### List of tasks
**1)** In two sentences, summarize the passage on Postgresql LISTEN/NOTIFY.
**2)** From the passage on Postgresql LISTEN/NOTIFY, reproduce word for word the stretch from "Alternatively, let’s say" through "from network latency.".
**3)** List each approach that the passage on Postgresql LISTEN/NOTIFY considers for keeping the cache consistent across the servers.

=== Passage shown ===

Alternatively, let’s say you have some kind of high-performance application. Your application does some form of intense computation, and requires some type of cache about the state of the database. Generally, we’d update the cache when we update the database. However, we run into the same problem as before with multiple databases. We need some way to ensure the cache in each of the servers remains consistent. We could just forget the cache and query the database on demand, but that would be way too slow. We could apply the same solution as before, and move the cache into it’s own layer using something like Redis or another key-value store. That’s not a bad idea, but similarly costs us a huge amount of time from network latency.

But wait, we already have a common storage layer between all the application instances: the database. Moreover, since we really only care about updating the cache when the database is updated, we can let the database itself update the caches by broadcasting when a change has been made. Postgresql provides functionality for a publish-subscribe pattern called LISTEN/NOTIFY. Like any pub-sub implementation, LISTEN/NOTIFY allows you to set channels on which the database can broadcast some text. Others can then listen on those channels and receive information asynchronously. Postgresql stores all the NOTIFY’s in a queue and drops them only when all registered listeners have received them. It is something to keep in mind because that queue can fill up if a listener fails which will cause an error in Postgresql on the next notify. Lastly, we can build a simple trigger in Postgresql that will NOTIFY on inserts to a table.

For example, let’s say we have an application that keeps track of employees and the departments they belong to. Each department has an employee designated as the manager of that department. For processing purposes, it’d be helpful if we kept a directory in memory of all the employees and who their department manager is.

=== Provided data ===

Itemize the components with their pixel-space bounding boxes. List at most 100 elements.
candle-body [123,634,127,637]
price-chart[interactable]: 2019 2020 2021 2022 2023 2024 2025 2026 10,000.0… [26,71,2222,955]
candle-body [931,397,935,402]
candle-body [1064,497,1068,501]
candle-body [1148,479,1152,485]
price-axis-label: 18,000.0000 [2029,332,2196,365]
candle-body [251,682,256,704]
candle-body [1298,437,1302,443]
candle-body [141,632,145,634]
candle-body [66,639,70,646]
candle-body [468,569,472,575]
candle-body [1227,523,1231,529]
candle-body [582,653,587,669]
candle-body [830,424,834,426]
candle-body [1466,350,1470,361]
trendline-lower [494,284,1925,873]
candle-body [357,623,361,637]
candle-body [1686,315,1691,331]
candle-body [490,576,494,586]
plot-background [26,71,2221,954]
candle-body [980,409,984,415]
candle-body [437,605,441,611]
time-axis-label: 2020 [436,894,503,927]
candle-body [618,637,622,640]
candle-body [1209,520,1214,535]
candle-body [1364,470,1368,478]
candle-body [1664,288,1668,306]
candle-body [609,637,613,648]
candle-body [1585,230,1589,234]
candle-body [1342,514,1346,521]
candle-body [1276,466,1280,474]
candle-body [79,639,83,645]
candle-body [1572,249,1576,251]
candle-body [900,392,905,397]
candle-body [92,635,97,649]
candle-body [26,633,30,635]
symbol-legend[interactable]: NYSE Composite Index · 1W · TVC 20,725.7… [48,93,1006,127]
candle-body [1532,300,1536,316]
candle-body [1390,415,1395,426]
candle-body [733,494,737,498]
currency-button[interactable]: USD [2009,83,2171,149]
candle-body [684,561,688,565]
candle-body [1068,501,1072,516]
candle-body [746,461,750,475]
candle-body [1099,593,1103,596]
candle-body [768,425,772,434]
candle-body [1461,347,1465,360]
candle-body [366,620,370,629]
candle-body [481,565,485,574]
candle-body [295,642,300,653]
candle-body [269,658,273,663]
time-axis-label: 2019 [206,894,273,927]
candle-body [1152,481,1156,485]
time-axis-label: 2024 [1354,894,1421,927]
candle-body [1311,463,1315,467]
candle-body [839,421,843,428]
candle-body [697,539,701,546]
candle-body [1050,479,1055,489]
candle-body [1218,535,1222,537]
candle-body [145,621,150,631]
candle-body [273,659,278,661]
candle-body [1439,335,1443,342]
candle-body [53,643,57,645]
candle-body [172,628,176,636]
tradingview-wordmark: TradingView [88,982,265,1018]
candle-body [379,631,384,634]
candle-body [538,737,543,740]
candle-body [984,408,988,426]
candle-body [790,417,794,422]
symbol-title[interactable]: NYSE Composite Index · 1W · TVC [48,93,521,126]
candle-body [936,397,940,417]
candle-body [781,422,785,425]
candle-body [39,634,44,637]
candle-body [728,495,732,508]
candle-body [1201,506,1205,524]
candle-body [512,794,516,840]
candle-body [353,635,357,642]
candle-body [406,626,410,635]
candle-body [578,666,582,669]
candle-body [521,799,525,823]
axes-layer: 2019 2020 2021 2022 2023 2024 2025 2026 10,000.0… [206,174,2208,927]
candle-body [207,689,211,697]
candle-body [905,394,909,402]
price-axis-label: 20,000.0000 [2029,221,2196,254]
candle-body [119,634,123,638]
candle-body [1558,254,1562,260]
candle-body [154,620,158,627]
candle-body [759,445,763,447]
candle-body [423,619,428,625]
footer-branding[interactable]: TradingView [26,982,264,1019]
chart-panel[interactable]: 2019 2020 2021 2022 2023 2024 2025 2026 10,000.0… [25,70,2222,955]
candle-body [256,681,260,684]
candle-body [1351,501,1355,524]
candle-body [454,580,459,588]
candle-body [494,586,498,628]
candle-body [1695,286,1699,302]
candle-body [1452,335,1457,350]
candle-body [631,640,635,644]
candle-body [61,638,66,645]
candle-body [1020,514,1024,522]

===

### Responses to the tasks
**1)** Keeping a cache consistent across several application servers is a problem, because querying the database on demand would be too slow and moving the cache into a separate store like Redis costs time in network latency. Instead, the database itself can broadcast changes to the caches through Postgresql's publish-subscribe feature, LISTEN/NOTIFY, though its queue of notifications can fill up if a listener fails.

**2)**
Alternatively, let’s say you have some kind of high-performance application. Your application does some form of intense computation, and requires some type of cache about the state of the database. Generally, we’d update the cache when we update the database. However, we run into the same problem as before with multiple databases. We need some way to ensure the cache in each of the servers remains consistent. We could just forget the cache and query the database on demand, but that would be way too slow. We could apply the same solution as before, and move the cache into it’s own layer using something like Redis or another key-value store. That’s not a bad idea, but similarly costs us a huge amount of time from network latency.

**3)**
- Forget the cache and query the database on demand
- Move the cache into its own layer using something like Redis or another key-value store
- Let the database update the caches by broadcasting when a change has been made, using LISTEN/NOTIFY